▽

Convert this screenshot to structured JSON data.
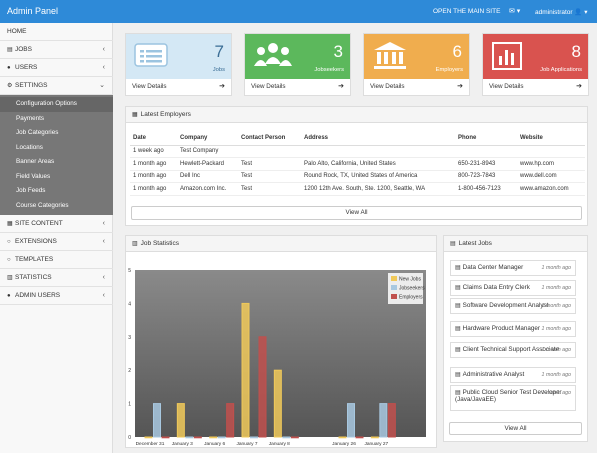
{
  "header": {
    "brand": "Admin Panel",
    "main_site_link": "OPEN THE MAIN SITE",
    "mail_icon": "✉ ▾",
    "user": "administrator",
    "user_icon": "👤 ▾"
  },
  "sidebar": {
    "items": [
      {
        "label": "HOME",
        "icon": "",
        "chevron": ""
      },
      {
        "label": "JOBS",
        "icon": "▤",
        "chevron": "‹"
      },
      {
        "label": "USERS",
        "icon": "●",
        "chevron": "‹"
      },
      {
        "label": "SETTINGS",
        "icon": "⚙",
        "chevron": "⌄"
      },
      {
        "label": "SITE CONTENT",
        "icon": "▦",
        "chevron": "‹"
      },
      {
        "label": "EXTENSIONS",
        "icon": "○",
        "chevron": "‹"
      },
      {
        "label": "TEMPLATES",
        "icon": "○",
        "chevron": ""
      },
      {
        "label": "STATISTICS",
        "icon": "▥",
        "chevron": "‹"
      },
      {
        "label": "ADMIN USERS",
        "icon": "●",
        "chevron": "‹"
      }
    ],
    "settings_sub": [
      "Configuration Options",
      "Payments",
      "Job Categories",
      "Locations",
      "Banner Areas",
      "Field Values",
      "Job Feeds",
      "Course Categories"
    ]
  },
  "cards": [
    {
      "num": "7",
      "label": "Jobs",
      "details": "View Details",
      "color": "#d4e8f5",
      "icon": "list"
    },
    {
      "num": "3",
      "label": "Jobseekers",
      "details": "View Details",
      "color": "#5cb85c",
      "icon": "users"
    },
    {
      "num": "6",
      "label": "Employers",
      "details": "View Details",
      "color": "#f0ad4e",
      "icon": "building"
    },
    {
      "num": "8",
      "label": "Job Applications",
      "details": "View Details",
      "color": "#d9534f",
      "icon": "chart"
    }
  ],
  "employers": {
    "title": "Latest Employers",
    "columns": [
      "Date",
      "Company",
      "Contact Person",
      "Address",
      "Phone",
      "Website"
    ],
    "rows": [
      [
        "1 week ago",
        "Test Company",
        "",
        "",
        "",
        ""
      ],
      [
        "1 month ago",
        "Hewlett-Packard",
        "Test",
        "Palo Alto, California, United States",
        "650-231-8943",
        "www.hp.com"
      ],
      [
        "1 month ago",
        "Dell Inc",
        "Test",
        "Round Rock, TX, United States of America",
        "800-723-7843",
        "www.dell.com"
      ],
      [
        "1 month ago",
        "Amazon.com Inc.",
        "Test",
        "1200 12th Ave. South, Ste. 1200, Seattle, WA",
        "1-800-456-7123",
        "www.amazon.com"
      ]
    ],
    "view_all": "View All"
  },
  "stats": {
    "title": "Job Statistics"
  },
  "chart_data": {
    "type": "bar",
    "categories": [
      "December 31",
      "January 3",
      "January 6",
      "January 7",
      "January 8",
      "January 26",
      "January 27"
    ],
    "series": [
      {
        "name": "New Jobs",
        "color": "#f0c95a",
        "values": [
          0,
          1,
          0,
          4,
          2,
          0,
          0
        ]
      },
      {
        "name": "Jobseekers",
        "color": "#a8c8e0",
        "values": [
          1,
          0,
          0,
          0,
          0,
          1,
          1
        ]
      },
      {
        "name": "Employers",
        "color": "#c0504d",
        "values": [
          0,
          0,
          1,
          3,
          0,
          0,
          1
        ]
      }
    ],
    "ylim": [
      0,
      5
    ],
    "yticks": [
      0,
      1,
      2,
      3,
      4,
      5
    ],
    "legend": "top-right"
  },
  "latest_jobs": {
    "title": "Latest Jobs",
    "items": [
      {
        "title": "Data Center Manager",
        "time": "1 month ago"
      },
      {
        "title": "Claims Data Entry Clerk",
        "time": "1 month ago"
      },
      {
        "title": "Software Development Analyst",
        "time": "1 month ago"
      },
      {
        "title": "Hardware Product Manager",
        "time": "1 month ago"
      },
      {
        "title": "Client Technical Support Associate",
        "time": "1 month ago"
      },
      {
        "title": "Administrative Analyst",
        "time": "1 month ago"
      },
      {
        "title": "Public Cloud Senior Test Developer (Java/JavaEE)",
        "time": "1 month ago"
      }
    ],
    "view_all": "View All"
  }
}
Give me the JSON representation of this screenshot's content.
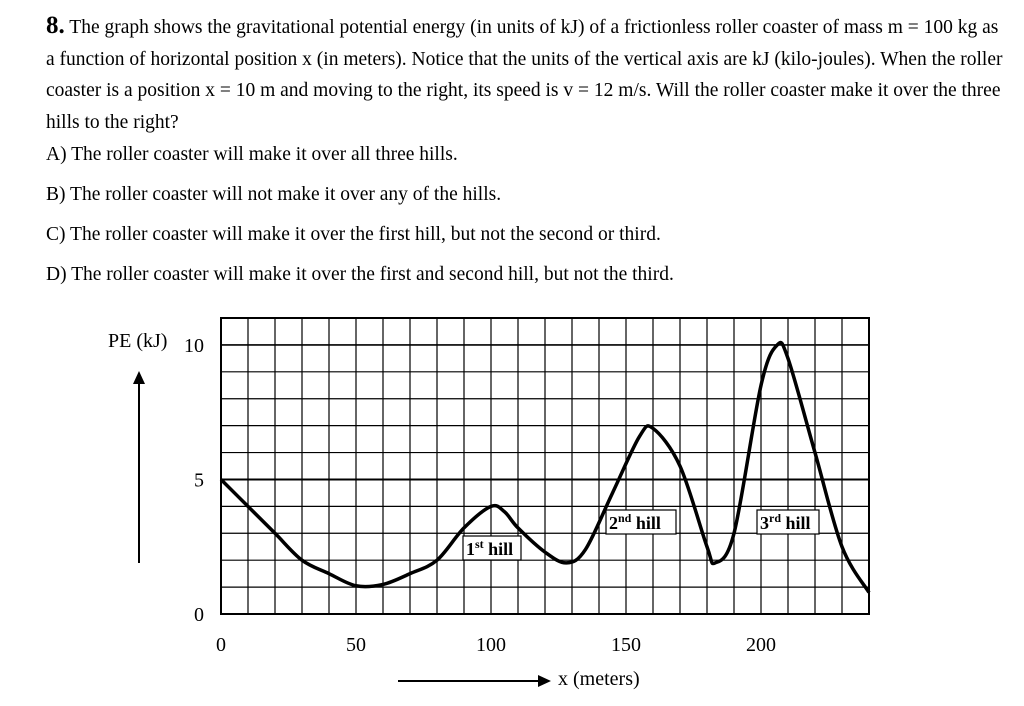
{
  "question": {
    "number": "8.",
    "text": "The graph shows the gravitational potential energy (in units of kJ) of a frictionless roller coaster of mass m = 100 kg as a function of horizontal position x (in meters). Notice that the units of the vertical axis are kJ (kilo-joules). When the roller coaster is a position x = 10 m and moving to the right, its speed is v = 12 m/s. Will the roller coaster make it over the three hills to the right?"
  },
  "choices": [
    {
      "label": "A) ",
      "text": "The roller coaster will make it over all three hills."
    },
    {
      "label": "B) ",
      "text": "The roller coaster will not make it over any of the hills."
    },
    {
      "label": "C) ",
      "text": "The roller coaster will make it over the first hill, but not the second or third."
    },
    {
      "label": "D) ",
      "text": "The roller coaster will make it over the first and second hill, but not the third."
    }
  ],
  "chart_data": {
    "type": "line",
    "ylabel": "PE (kJ)",
    "xlabel": "x (meters)",
    "xlim": [
      0,
      240
    ],
    "ylim": [
      0,
      10
    ],
    "x_ticks": [
      0,
      50,
      100,
      150,
      200
    ],
    "y_ticks": [
      0,
      5,
      10
    ],
    "grid": true,
    "series": [
      {
        "x": [
          0,
          10,
          20,
          30,
          40,
          50,
          60,
          70,
          80,
          90,
          100,
          105,
          110,
          120,
          128,
          135,
          145,
          155,
          160,
          170,
          180,
          183,
          190,
          200,
          206,
          210,
          220,
          230,
          240
        ],
        "y": [
          5,
          4.0,
          3.0,
          2.0,
          1.5,
          1.05,
          1.1,
          1.5,
          2.0,
          3.2,
          4.0,
          3.8,
          3.2,
          2.3,
          1.9,
          2.4,
          4.5,
          6.6,
          6.9,
          5.5,
          2.5,
          1.9,
          3.0,
          8.5,
          10.0,
          9.5,
          6.0,
          2.5,
          0.8
        ]
      }
    ],
    "annotations": [
      {
        "base": "1",
        "sup": "st",
        "text": " hill"
      },
      {
        "base": "2",
        "sup": "nd",
        "text": " hill"
      },
      {
        "base": "3",
        "sup": "rd",
        "text": " hill"
      }
    ]
  }
}
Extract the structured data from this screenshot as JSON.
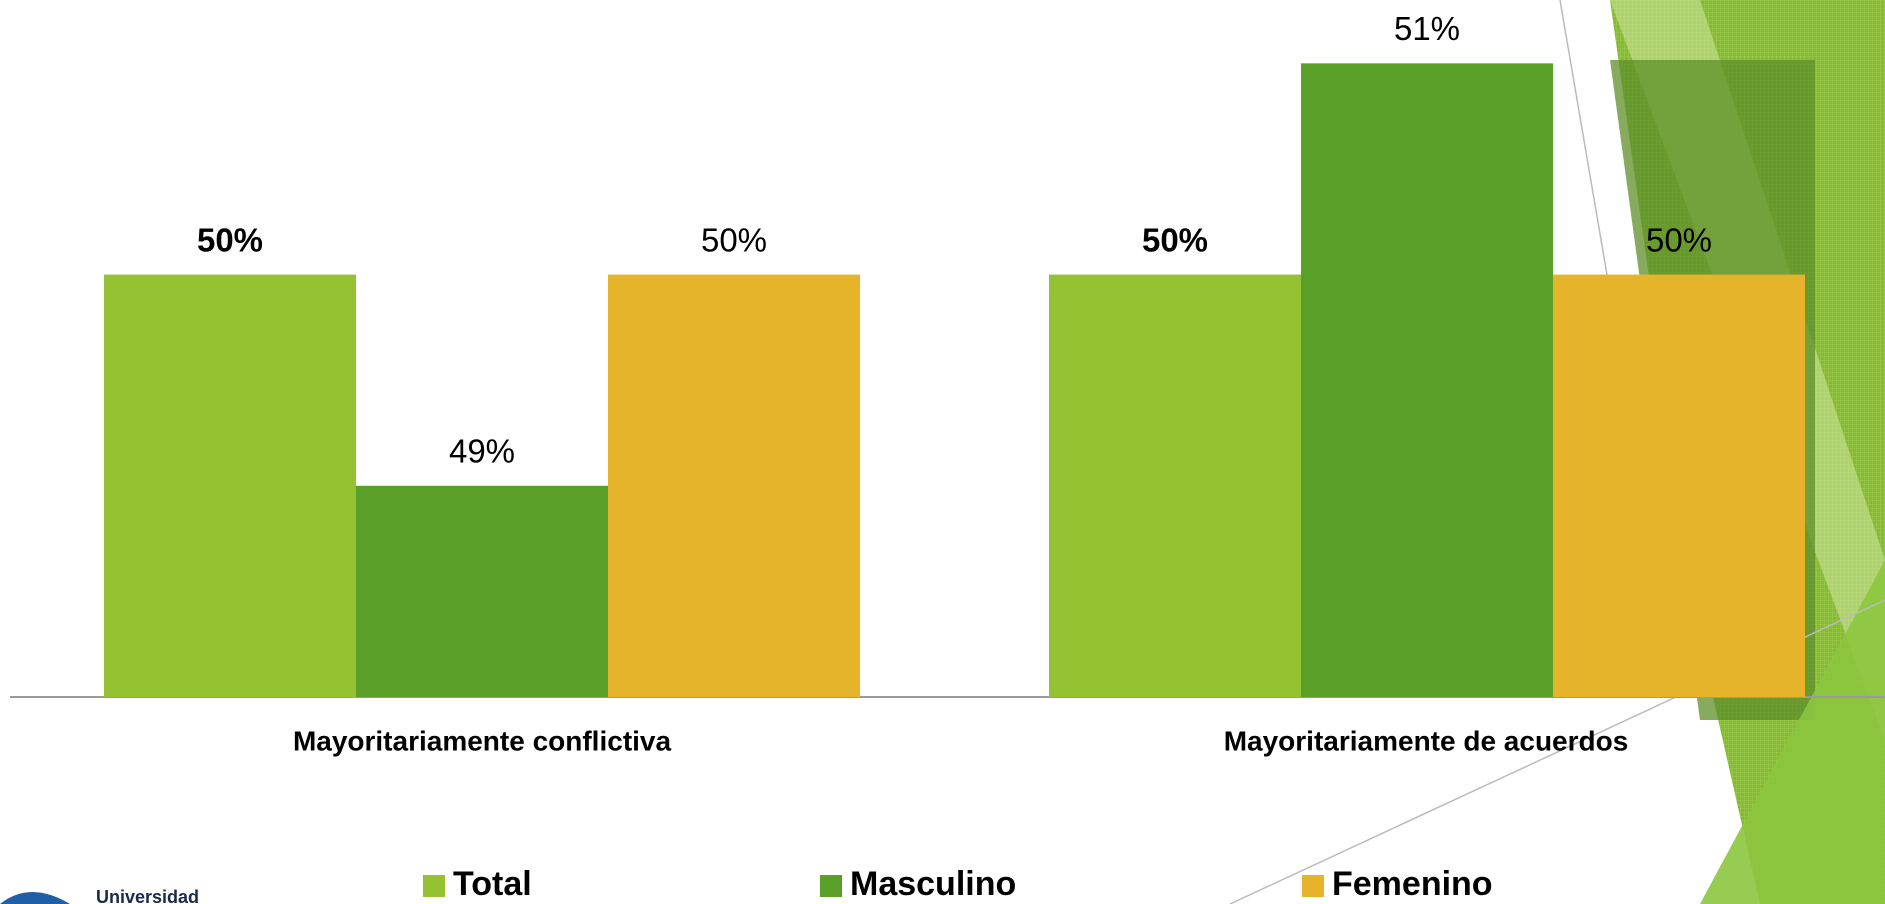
{
  "chart_data": {
    "type": "bar",
    "categories": [
      "Mayoritariamente conflictiva",
      "Mayoritariamente de acuerdos"
    ],
    "series": [
      {
        "name": "Total",
        "color": "#94c233",
        "values": [
          50,
          50
        ],
        "value_labels": [
          "50%",
          "50%"
        ],
        "bold_labels": true
      },
      {
        "name": "Masculino",
        "color": "#5a9f28",
        "values": [
          49,
          51
        ],
        "value_labels": [
          "49%",
          "51%"
        ],
        "bold_labels": false
      },
      {
        "name": "Femenino",
        "color": "#e6b42a",
        "values": [
          50,
          50
        ],
        "value_labels": [
          "50%",
          "50%"
        ],
        "bold_labels": false
      }
    ],
    "ylim": [
      48,
      51.3
    ],
    "legend": "bottom"
  },
  "logo": {
    "text": "Universidad"
  }
}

△

**DIRECTIONS FOR THIS TASK**
Return a copy of every line that includes the word "States".

**RESPONSE TO THE EXERCISE**
        "Palo Alto, California, United States",
        "Round Rock, TX, United States of America",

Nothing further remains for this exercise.